*The task:* Quote the listing in full, exactly as given, minus any pictures.

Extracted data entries
● ● ●
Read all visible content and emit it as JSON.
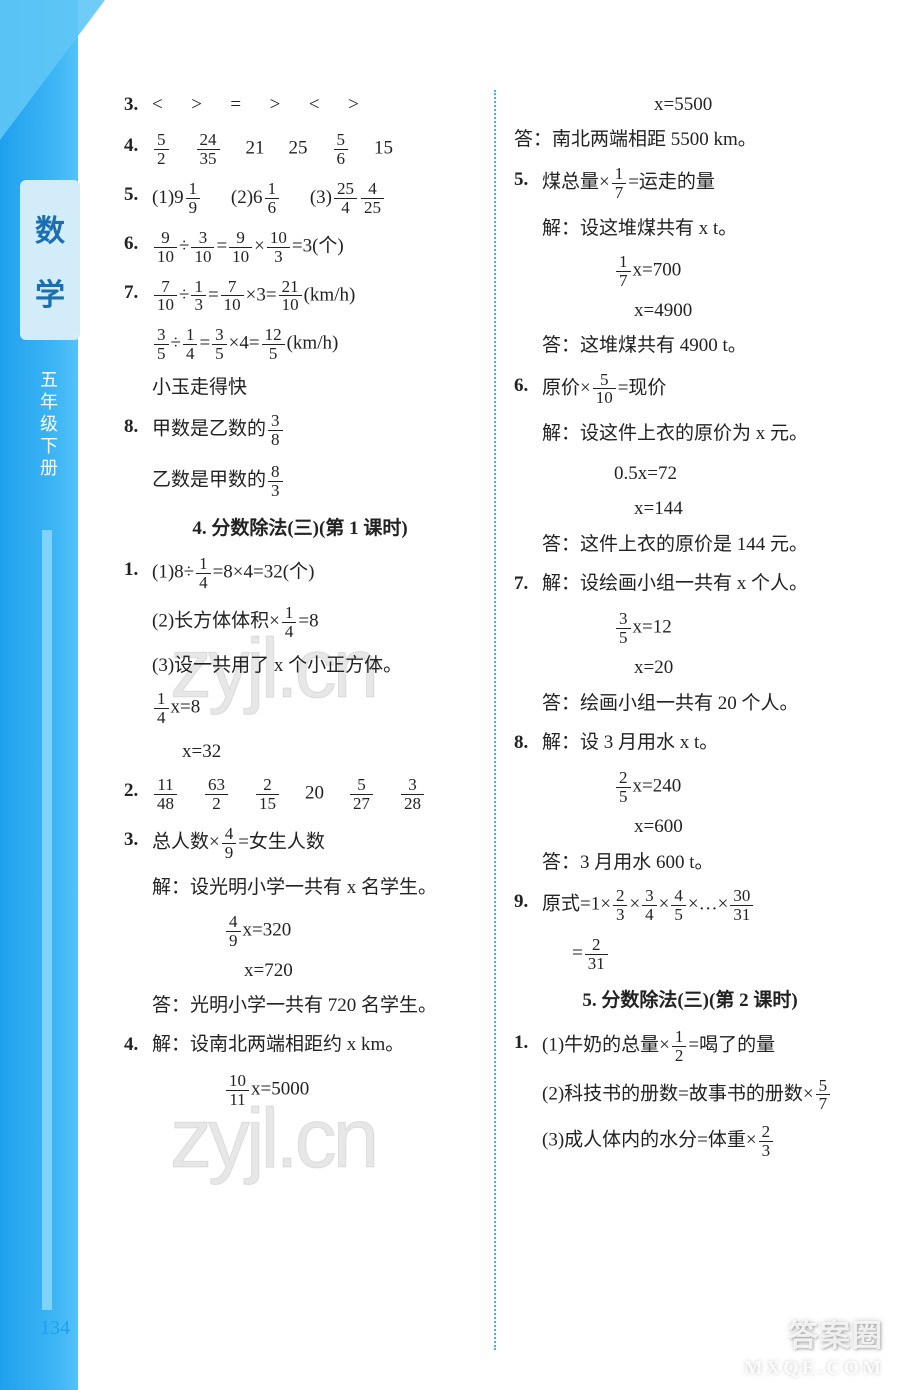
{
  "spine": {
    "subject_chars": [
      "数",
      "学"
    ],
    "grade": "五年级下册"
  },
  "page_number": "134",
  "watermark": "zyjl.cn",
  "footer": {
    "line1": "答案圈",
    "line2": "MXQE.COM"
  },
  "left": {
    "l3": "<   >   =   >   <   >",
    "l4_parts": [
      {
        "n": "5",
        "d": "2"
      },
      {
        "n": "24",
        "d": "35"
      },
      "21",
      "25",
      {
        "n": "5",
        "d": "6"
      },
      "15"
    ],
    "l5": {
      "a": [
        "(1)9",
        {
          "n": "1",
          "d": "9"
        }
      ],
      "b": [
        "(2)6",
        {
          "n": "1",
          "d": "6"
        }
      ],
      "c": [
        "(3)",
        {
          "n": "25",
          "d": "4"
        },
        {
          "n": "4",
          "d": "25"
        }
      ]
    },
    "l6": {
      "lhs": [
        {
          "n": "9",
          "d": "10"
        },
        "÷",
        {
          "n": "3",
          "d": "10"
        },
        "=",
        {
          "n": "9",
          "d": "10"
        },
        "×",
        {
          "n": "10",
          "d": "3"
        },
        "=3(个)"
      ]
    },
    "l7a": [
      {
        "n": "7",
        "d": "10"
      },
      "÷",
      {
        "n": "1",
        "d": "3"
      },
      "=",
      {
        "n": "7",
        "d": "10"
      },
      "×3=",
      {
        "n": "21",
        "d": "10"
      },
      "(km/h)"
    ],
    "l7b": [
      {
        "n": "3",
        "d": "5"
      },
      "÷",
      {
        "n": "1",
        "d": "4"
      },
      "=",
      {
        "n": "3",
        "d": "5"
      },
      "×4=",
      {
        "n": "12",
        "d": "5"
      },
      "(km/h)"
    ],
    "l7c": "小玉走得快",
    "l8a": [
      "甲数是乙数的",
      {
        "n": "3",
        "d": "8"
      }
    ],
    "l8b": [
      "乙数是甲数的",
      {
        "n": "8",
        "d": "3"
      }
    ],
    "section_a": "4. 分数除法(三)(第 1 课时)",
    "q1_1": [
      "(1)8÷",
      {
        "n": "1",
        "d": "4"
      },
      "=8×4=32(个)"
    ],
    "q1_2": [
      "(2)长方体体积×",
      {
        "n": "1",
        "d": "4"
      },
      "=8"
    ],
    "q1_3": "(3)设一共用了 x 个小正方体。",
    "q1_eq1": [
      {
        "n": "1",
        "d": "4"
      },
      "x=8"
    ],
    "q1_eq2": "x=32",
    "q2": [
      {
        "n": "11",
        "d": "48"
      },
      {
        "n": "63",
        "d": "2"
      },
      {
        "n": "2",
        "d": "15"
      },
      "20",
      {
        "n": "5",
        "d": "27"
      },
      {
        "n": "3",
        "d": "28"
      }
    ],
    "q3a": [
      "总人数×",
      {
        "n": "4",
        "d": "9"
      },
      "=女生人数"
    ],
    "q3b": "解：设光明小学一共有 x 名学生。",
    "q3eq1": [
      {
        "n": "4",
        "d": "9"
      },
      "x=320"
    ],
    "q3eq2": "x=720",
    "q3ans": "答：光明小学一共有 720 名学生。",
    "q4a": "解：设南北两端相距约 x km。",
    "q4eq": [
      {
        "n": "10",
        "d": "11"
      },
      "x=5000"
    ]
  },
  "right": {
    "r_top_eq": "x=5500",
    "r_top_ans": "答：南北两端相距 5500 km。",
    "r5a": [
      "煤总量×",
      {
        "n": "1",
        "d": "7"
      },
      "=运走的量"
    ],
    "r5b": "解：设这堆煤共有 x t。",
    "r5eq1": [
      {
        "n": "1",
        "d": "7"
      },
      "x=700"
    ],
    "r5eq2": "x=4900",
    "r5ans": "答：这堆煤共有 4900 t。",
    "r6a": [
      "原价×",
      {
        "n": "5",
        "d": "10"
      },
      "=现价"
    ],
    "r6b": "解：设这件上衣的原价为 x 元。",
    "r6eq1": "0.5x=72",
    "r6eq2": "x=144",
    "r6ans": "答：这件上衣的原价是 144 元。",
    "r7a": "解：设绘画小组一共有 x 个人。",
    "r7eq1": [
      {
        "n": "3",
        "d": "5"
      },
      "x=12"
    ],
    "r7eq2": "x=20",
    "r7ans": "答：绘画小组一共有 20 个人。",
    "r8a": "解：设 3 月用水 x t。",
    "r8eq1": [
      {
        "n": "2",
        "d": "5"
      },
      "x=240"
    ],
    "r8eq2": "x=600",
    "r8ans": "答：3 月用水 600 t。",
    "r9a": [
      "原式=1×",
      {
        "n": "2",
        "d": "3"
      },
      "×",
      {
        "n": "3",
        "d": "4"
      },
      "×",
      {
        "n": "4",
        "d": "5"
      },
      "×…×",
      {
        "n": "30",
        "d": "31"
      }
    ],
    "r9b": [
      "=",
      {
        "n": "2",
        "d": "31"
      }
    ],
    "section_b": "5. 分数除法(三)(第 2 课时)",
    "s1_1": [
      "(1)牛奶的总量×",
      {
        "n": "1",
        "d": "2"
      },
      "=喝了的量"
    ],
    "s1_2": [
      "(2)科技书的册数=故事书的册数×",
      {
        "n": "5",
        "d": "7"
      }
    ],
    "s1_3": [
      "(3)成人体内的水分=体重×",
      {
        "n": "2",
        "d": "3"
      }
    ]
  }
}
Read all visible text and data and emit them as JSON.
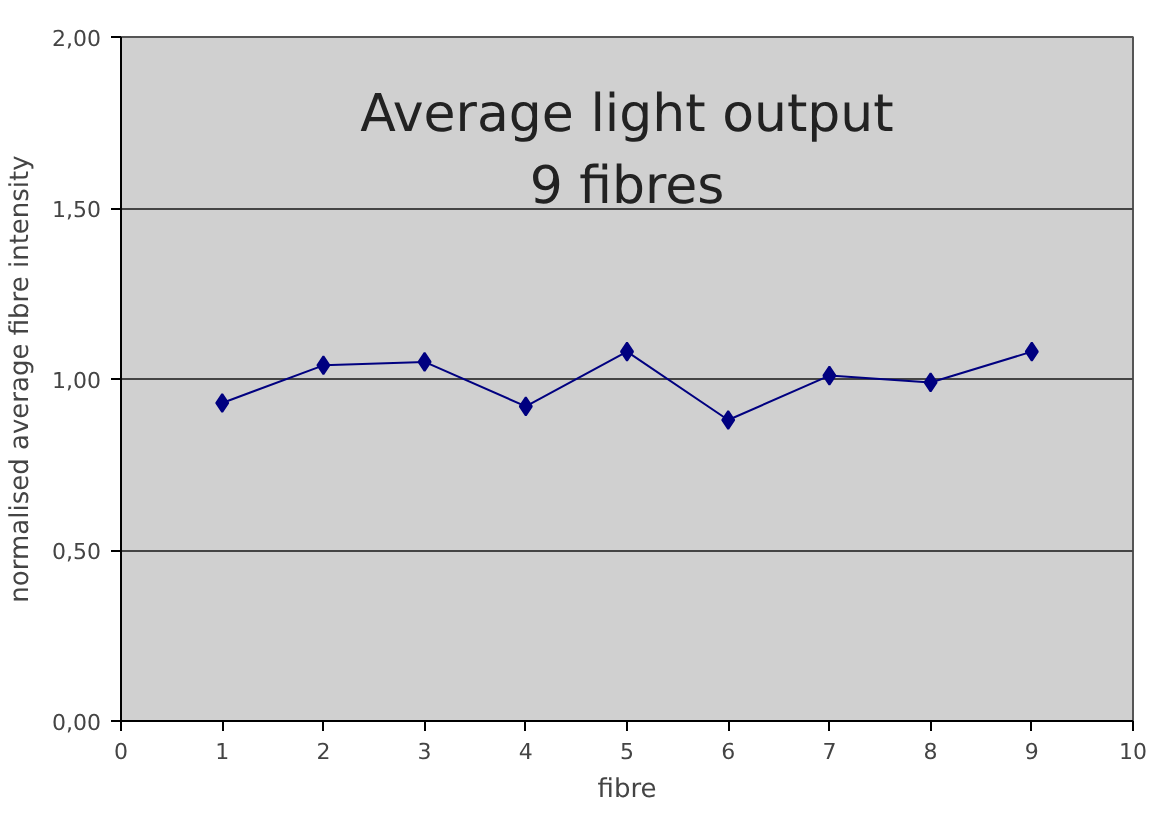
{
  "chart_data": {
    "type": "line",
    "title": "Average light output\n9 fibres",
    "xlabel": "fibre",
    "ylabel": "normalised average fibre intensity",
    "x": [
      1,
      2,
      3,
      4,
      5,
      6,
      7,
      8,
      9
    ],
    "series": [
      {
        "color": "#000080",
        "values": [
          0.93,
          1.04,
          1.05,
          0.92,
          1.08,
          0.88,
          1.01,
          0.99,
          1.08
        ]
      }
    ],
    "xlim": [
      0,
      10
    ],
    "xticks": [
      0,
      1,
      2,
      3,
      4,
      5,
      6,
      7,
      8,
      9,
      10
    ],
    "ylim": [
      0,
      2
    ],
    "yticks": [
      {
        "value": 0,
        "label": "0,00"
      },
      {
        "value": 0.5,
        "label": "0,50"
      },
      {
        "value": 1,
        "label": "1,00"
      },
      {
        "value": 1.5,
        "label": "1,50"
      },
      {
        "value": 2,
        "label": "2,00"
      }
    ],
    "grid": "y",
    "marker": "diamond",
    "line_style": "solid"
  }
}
● ● ●
*Response:*
Read all visible content and emit it as JSON.
{
  "spine": {
    "subject_chars": [
      "数",
      "学"
    ],
    "grade": "五年级下册"
  },
  "page_number": "134",
  "watermark": "zyjl.cn",
  "footer": {
    "line1": "答案圈",
    "line2": "MXQE.COM"
  },
  "left": {
    "l3": "<   >   =   >   <   >",
    "l4_parts": [
      {
        "n": "5",
        "d": "2"
      },
      {
        "n": "24",
        "d": "35"
      },
      "21",
      "25",
      {
        "n": "5",
        "d": "6"
      },
      "15"
    ],
    "l5": {
      "a": [
        "(1)9",
        {
          "n": "1",
          "d": "9"
        }
      ],
      "b": [
        "(2)6",
        {
          "n": "1",
          "d": "6"
        }
      ],
      "c": [
        "(3)",
        {
          "n": "25",
          "d": "4"
        },
        {
          "n": "4",
          "d": "25"
        }
      ]
    },
    "l6": {
      "lhs": [
        {
          "n": "9",
          "d": "10"
        },
        "÷",
        {
          "n": "3",
          "d": "10"
        },
        "=",
        {
          "n": "9",
          "d": "10"
        },
        "×",
        {
          "n": "10",
          "d": "3"
        },
        "=3(个)"
      ]
    },
    "l7a": [
      {
        "n": "7",
        "d": "10"
      },
      "÷",
      {
        "n": "1",
        "d": "3"
      },
      "=",
      {
        "n": "7",
        "d": "10"
      },
      "×3=",
      {
        "n": "21",
        "d": "10"
      },
      "(km/h)"
    ],
    "l7b": [
      {
        "n": "3",
        "d": "5"
      },
      "÷",
      {
        "n": "1",
        "d": "4"
      },
      "=",
      {
        "n": "3",
        "d": "5"
      },
      "×4=",
      {
        "n": "12",
        "d": "5"
      },
      "(km/h)"
    ],
    "l7c": "小玉走得快",
    "l8a": [
      "甲数是乙数的",
      {
        "n": "3",
        "d": "8"
      }
    ],
    "l8b": [
      "乙数是甲数的",
      {
        "n": "8",
        "d": "3"
      }
    ],
    "section_a": "4. 分数除法(三)(第 1 课时)",
    "q1_1": [
      "(1)8÷",
      {
        "n": "1",
        "d": "4"
      },
      "=8×4=32(个)"
    ],
    "q1_2": [
      "(2)长方体体积×",
      {
        "n": "1",
        "d": "4"
      },
      "=8"
    ],
    "q1_3": "(3)设一共用了 x 个小正方体。",
    "q1_eq1": [
      {
        "n": "1",
        "d": "4"
      },
      "x=8"
    ],
    "q1_eq2": "x=32",
    "q2": [
      {
        "n": "11",
        "d": "48"
      },
      {
        "n": "63",
        "d": "2"
      },
      {
        "n": "2",
        "d": "15"
      },
      "20",
      {
        "n": "5",
        "d": "27"
      },
      {
        "n": "3",
        "d": "28"
      }
    ],
    "q3a": [
      "总人数×",
      {
        "n": "4",
        "d": "9"
      },
      "=女生人数"
    ],
    "q3b": "解：设光明小学一共有 x 名学生。",
    "q3eq1": [
      {
        "n": "4",
        "d": "9"
      },
      "x=320"
    ],
    "q3eq2": "x=720",
    "q3ans": "答：光明小学一共有 720 名学生。",
    "q4a": "解：设南北两端相距约 x km。",
    "q4eq": [
      {
        "n": "10",
        "d": "11"
      },
      "x=5000"
    ]
  },
  "right": {
    "r_top_eq": "x=5500",
    "r_top_ans": "答：南北两端相距 5500 km。",
    "r5a": [
      "煤总量×",
      {
        "n": "1",
        "d": "7"
      },
      "=运走的量"
    ],
    "r5b": "解：设这堆煤共有 x t。",
    "r5eq1": [
      {
        "n": "1",
        "d": "7"
      },
      "x=700"
    ],
    "r5eq2": "x=4900",
    "r5ans": "答：这堆煤共有 4900 t。",
    "r6a": [
      "原价×",
      {
        "n": "5",
        "d": "10"
      },
      "=现价"
    ],
    "r6b": "解：设这件上衣的原价为 x 元。",
    "r6eq1": "0.5x=72",
    "r6eq2": "x=144",
    "r6ans": "答：这件上衣的原价是 144 元。",
    "r7a": "解：设绘画小组一共有 x 个人。",
    "r7eq1": [
      {
        "n": "3",
        "d": "5"
      },
      "x=12"
    ],
    "r7eq2": "x=20",
    "r7ans": "答：绘画小组一共有 20 个人。",
    "r8a": "解：设 3 月用水 x t。",
    "r8eq1": [
      {
        "n": "2",
        "d": "5"
      },
      "x=240"
    ],
    "r8eq2": "x=600",
    "r8ans": "答：3 月用水 600 t。",
    "r9a": [
      "原式=1×",
      {
        "n": "2",
        "d": "3"
      },
      "×",
      {
        "n": "3",
        "d": "4"
      },
      "×",
      {
        "n": "4",
        "d": "5"
      },
      "×…×",
      {
        "n": "30",
        "d": "31"
      }
    ],
    "r9b": [
      "=",
      {
        "n": "2",
        "d": "31"
      }
    ],
    "section_b": "5. 分数除法(三)(第 2 课时)",
    "s1_1": [
      "(1)牛奶的总量×",
      {
        "n": "1",
        "d": "2"
      },
      "=喝了的量"
    ],
    "s1_2": [
      "(2)科技书的册数=故事书的册数×",
      {
        "n": "5",
        "d": "7"
      }
    ],
    "s1_3": [
      "(3)成人体内的水分=体重×",
      {
        "n": "2",
        "d": "3"
      }
    ]
  }
}
Read all visible text and data and emit them as JSON.
{
  "chart_data": {
    "type": "line",
    "title": "Average light output\n9 fibres",
    "xlabel": "fibre",
    "ylabel": "normalised average fibre intensity",
    "x": [
      1,
      2,
      3,
      4,
      5,
      6,
      7,
      8,
      9
    ],
    "series": [
      {
        "color": "#000080",
        "values": [
          0.93,
          1.04,
          1.05,
          0.92,
          1.08,
          0.88,
          1.01,
          0.99,
          1.08
        ]
      }
    ],
    "xlim": [
      0,
      10
    ],
    "xticks": [
      0,
      1,
      2,
      3,
      4,
      5,
      6,
      7,
      8,
      9,
      10
    ],
    "ylim": [
      0,
      2
    ],
    "yticks": [
      {
        "value": 0,
        "label": "0,00"
      },
      {
        "value": 0.5,
        "label": "0,50"
      },
      {
        "value": 1,
        "label": "1,00"
      },
      {
        "value": 1.5,
        "label": "1,50"
      },
      {
        "value": 2,
        "label": "2,00"
      }
    ],
    "grid": "y",
    "marker": "diamond",
    "line_style": "solid"
  }
}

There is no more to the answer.